Wherever a line in the data below holds "بالله", copy that line.
··· Extracted data
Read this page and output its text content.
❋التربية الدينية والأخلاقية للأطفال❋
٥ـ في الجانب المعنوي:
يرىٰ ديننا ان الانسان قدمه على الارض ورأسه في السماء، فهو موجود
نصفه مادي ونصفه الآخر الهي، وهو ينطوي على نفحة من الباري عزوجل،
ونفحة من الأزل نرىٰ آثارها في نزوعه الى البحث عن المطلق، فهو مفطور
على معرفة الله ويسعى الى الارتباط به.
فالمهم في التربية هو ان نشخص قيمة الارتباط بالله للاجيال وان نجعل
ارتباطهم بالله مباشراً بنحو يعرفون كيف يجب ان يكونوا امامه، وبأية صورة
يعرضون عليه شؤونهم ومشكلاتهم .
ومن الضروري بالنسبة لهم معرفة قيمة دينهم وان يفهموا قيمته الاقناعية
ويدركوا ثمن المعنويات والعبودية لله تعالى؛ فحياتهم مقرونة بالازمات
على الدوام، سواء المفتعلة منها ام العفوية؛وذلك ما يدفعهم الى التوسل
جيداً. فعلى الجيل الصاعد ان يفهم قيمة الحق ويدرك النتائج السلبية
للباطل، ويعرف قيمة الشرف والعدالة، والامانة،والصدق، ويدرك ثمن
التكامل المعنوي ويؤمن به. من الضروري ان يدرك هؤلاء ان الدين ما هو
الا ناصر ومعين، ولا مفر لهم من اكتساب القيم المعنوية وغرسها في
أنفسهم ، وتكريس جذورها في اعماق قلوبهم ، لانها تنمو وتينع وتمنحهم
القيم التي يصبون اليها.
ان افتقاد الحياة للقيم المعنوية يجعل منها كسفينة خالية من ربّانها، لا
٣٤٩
······
··· Extracted data
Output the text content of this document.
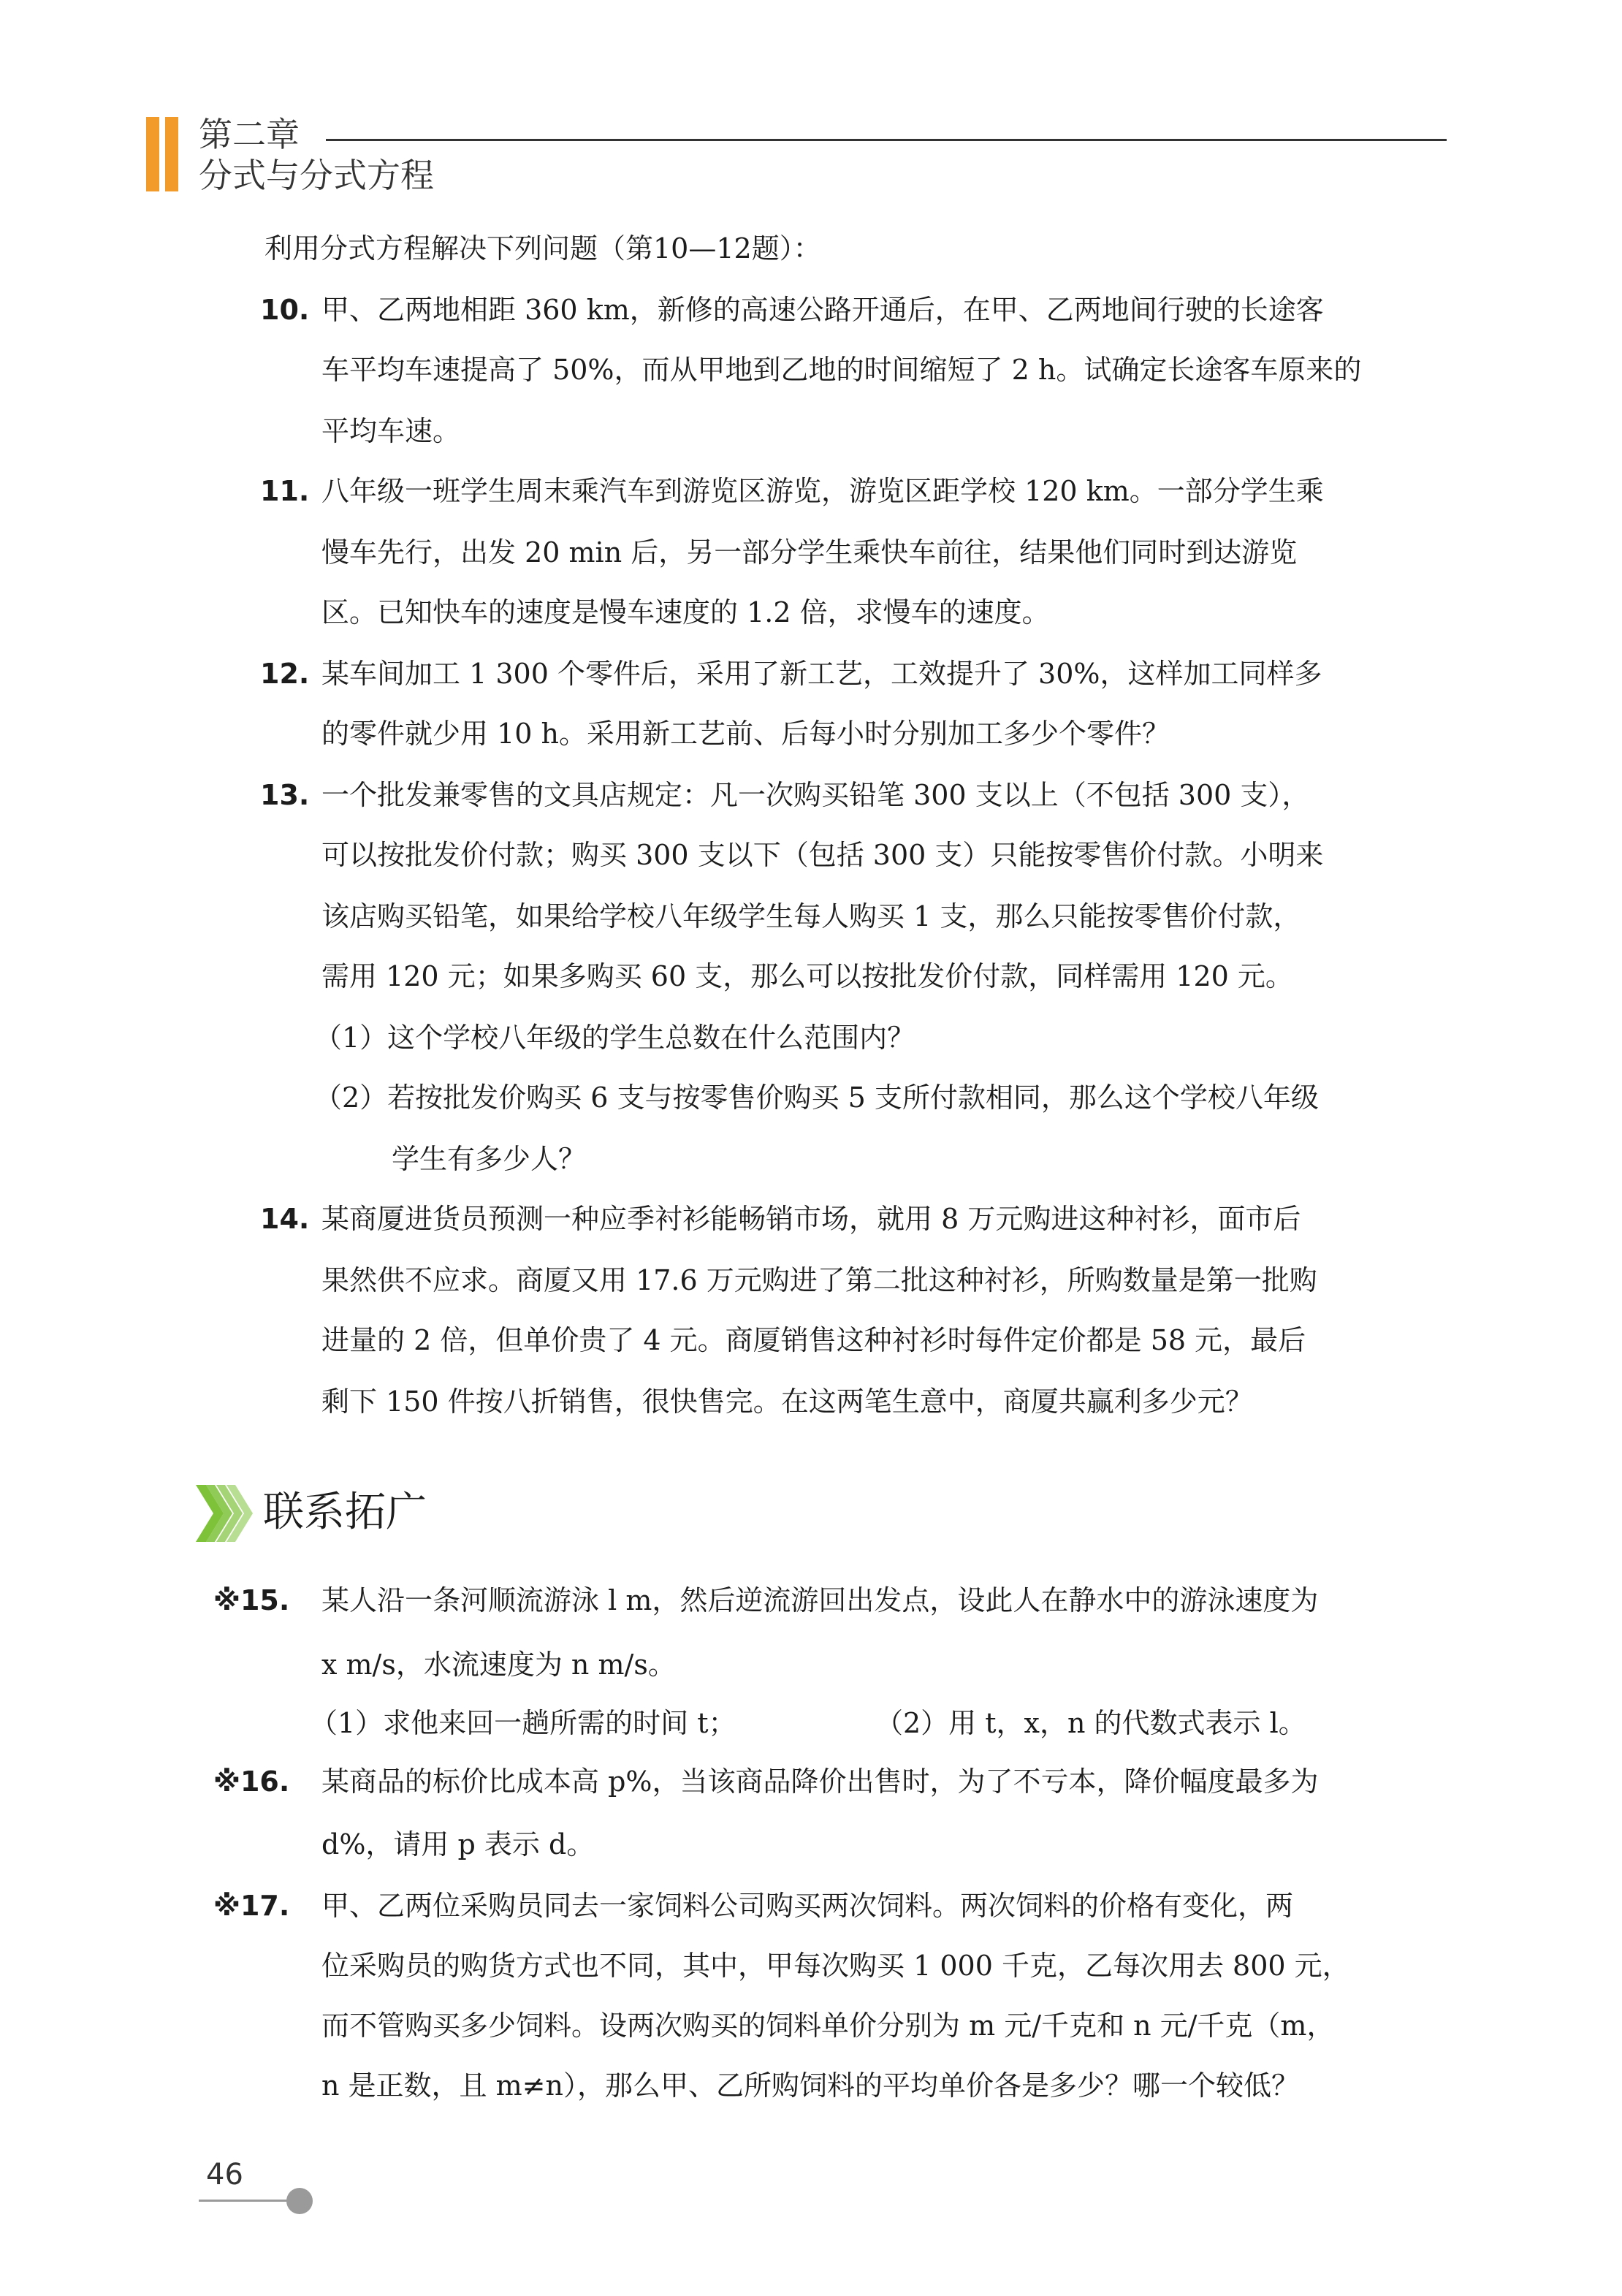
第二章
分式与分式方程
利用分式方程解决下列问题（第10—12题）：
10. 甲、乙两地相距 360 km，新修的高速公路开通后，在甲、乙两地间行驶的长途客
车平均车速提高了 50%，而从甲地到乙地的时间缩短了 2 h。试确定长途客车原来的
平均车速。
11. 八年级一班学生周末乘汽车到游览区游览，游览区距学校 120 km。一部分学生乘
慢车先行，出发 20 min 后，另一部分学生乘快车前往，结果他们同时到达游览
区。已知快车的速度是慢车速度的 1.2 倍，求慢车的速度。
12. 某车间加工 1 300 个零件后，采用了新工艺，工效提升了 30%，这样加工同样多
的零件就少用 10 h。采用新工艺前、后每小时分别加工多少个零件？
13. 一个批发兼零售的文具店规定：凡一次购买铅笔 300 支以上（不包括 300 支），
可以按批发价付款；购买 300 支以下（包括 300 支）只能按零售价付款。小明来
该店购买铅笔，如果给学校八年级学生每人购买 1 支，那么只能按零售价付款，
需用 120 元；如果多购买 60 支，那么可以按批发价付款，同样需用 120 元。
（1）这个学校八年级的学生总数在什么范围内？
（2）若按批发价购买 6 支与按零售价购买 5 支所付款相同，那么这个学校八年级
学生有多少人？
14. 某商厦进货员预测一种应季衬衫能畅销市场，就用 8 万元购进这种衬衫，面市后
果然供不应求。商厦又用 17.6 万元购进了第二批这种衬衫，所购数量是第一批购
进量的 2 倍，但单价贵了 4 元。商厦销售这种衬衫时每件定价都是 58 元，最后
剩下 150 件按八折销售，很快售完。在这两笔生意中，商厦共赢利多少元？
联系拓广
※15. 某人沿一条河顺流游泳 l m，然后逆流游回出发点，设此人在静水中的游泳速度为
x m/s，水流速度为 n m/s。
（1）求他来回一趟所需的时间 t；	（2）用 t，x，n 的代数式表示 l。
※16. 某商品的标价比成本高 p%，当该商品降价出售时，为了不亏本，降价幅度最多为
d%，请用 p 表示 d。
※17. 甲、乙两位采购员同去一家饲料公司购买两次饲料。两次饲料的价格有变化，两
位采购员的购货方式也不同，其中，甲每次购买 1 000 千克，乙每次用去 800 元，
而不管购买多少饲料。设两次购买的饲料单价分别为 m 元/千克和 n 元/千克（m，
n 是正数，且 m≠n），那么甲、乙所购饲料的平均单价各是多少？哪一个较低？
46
······
• **Solution**
فالمهم في التربية هو ان نشخص قيمة الارتباط بالله للاجيال وان نجعل
ارتباطهم بالله مباشراً بنحو يعرفون كيف يجب ان يكونوا امامه، وبأية صورة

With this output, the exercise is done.